AIM OF THE TASK:
Write the records out again, precisely as they stand.

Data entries
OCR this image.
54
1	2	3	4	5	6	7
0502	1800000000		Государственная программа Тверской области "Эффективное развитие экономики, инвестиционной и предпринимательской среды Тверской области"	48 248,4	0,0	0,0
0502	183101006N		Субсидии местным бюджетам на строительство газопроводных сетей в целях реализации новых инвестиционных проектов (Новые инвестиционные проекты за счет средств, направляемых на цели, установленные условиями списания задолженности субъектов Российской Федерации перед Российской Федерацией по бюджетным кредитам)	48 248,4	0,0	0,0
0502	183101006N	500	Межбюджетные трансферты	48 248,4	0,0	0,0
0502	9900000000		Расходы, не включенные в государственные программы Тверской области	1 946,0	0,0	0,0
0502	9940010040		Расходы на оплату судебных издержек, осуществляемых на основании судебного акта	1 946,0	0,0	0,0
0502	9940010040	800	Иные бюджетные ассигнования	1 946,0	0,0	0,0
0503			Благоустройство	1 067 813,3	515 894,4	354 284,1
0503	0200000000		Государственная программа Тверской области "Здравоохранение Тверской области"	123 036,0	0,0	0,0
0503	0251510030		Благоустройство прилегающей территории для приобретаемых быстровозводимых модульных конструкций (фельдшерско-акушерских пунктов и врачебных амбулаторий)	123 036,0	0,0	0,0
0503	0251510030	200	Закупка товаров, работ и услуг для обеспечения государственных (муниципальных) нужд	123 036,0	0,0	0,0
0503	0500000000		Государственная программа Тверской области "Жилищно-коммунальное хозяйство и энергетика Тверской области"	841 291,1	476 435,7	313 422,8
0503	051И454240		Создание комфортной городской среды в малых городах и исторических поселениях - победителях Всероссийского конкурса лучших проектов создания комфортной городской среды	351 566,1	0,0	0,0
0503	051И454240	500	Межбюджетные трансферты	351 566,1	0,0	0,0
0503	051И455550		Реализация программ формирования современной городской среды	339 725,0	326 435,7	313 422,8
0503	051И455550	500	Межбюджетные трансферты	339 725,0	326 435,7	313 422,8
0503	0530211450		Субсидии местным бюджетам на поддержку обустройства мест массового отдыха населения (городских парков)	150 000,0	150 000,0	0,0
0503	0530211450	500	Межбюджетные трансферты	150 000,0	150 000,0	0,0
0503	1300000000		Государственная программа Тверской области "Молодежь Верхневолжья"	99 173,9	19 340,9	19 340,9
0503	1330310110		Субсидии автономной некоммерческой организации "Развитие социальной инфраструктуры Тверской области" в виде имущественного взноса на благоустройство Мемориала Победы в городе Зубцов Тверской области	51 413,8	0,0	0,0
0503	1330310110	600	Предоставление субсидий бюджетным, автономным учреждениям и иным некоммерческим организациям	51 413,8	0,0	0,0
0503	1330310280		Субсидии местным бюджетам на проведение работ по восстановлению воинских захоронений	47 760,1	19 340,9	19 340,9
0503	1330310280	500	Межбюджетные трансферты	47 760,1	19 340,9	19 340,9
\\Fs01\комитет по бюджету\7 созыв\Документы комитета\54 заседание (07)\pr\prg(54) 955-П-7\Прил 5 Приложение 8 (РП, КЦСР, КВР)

COMPLETE OUTPUT:
OCR this image.
54
1	2	3	4	5	6	7
0502	1800000000		Государственная программа Тверской области "Эффективное развитие экономики, инвестиционной и предпринимательской среды Тверской области"	48 248,4	0,0	0,0
0502	183101006N		Субсидии местным бюджетам на строительство газопроводных сетей в целях реализации новых инвестиционных проектов (Новые инвестиционные проекты за счет средств, направляемых на цели, установленные условиями списания задолженности субъектов Российской Федерации перед Российской Федерацией по бюджетным кредитам)	48 248,4	0,0	0,0
0502	183101006N	500	Межбюджетные трансферты	48 248,4	0,0	0,0
0502	9900000000		Расходы, не включенные в государственные программы Тверской области	1 946,0	0,0	0,0
0502	9940010040		Расходы на оплату судебных издержек, осуществляемых на основании судебного акта	1 946,0	0,0	0,0
0502	9940010040	800	Иные бюджетные ассигнования	1 946,0	0,0	0,0
0503			Благоустройство	1 067 813,3	515 894,4	354 284,1
0503	0200000000		Государственная программа Тверской области "Здравоохранение Тверской области"	123 036,0	0,0	0,0
0503	0251510030		Благоустройство прилегающей территории для приобретаемых быстровозводимых модульных конструкций (фельдшерско-акушерских пунктов и врачебных амбулаторий)	123 036,0	0,0	0,0
0503	0251510030	200	Закупка товаров, работ и услуг для обеспечения государственных (муниципальных) нужд	123 036,0	0,0	0,0
0503	0500000000		Государственная программа Тверской области "Жилищно-коммунальное хозяйство и энергетика Тверской области"	841 291,1	476 435,7	313 422,8
0503	051И454240		Создание комфортной городской среды в малых городах и исторических поселениях - победителях Всероссийского конкурса лучших проектов создания комфортной городской среды	351 566,1	0,0	0,0
0503	051И454240	500	Межбюджетные трансферты	351 566,1	0,0	0,0
0503	051И455550		Реализация программ формирования современной городской среды	339 725,0	326 435,7	313 422,8
0503	051И455550	500	Межбюджетные трансферты	339 725,0	326 435,7	313 422,8
0503	0530211450		Субсидии местным бюджетам на поддержку обустройства мест массового отдыха населения (городских парков)	150 000,0	150 000,0	0,0
0503	0530211450	500	Межбюджетные трансферты	150 000,0	150 000,0	0,0
0503	1300000000		Государственная программа Тверской области "Молодежь Верхневолжья"	99 173,9	19 340,9	19 340,9
0503	1330310110		Субсидии автономной некоммерческой организации "Развитие социальной инфраструктуры Тверской области" в виде имущественного взноса на благоустройство Мемориала Победы в городе Зубцов Тверской области	51 413,8	0,0	0,0
0503	1330310110	600	Предоставление субсидий бюджетным, автономным учреждениям и иным некоммерческим организациям	51 413,8	0,0	0,0
0503	1330310280		Субсидии местным бюджетам на проведение работ по восстановлению воинских захоронений	47 760,1	19 340,9	19 340,9
0503	1330310280	500	Межбюджетные трансферты	47 760,1	19 340,9	19 340,9
\\Fs01\комитет по бюджету\7 созыв\Документы комитета\54 заседание (07)\pr\prg(54) 955-П-7\Прил 5 Приложение 8 (РП, КЦСР, КВР)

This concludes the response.